[Exercise description]
Write out every line below that includes the word "Hertogenbosch".
++++ Data
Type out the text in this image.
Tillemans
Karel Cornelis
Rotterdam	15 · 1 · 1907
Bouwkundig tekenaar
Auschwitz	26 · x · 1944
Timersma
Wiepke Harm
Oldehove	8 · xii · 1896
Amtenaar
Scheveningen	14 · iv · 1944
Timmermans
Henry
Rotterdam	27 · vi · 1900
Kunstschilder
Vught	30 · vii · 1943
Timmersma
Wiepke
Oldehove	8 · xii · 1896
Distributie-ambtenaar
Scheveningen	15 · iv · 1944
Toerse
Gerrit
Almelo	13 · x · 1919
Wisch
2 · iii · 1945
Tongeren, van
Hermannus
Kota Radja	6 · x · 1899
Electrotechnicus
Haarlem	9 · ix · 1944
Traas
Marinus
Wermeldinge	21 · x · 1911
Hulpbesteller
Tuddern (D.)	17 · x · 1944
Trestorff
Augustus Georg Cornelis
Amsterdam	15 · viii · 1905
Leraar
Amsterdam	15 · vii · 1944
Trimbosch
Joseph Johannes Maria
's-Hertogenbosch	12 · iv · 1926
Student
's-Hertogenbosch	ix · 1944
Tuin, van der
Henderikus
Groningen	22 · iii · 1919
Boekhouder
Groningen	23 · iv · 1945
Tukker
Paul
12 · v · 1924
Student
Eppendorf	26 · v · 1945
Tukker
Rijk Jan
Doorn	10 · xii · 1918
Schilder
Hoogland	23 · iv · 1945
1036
++++++++
[Output below]
's-Hertogenbosch	12 · iv · 1926
's-Hertogenbosch	ix · 1944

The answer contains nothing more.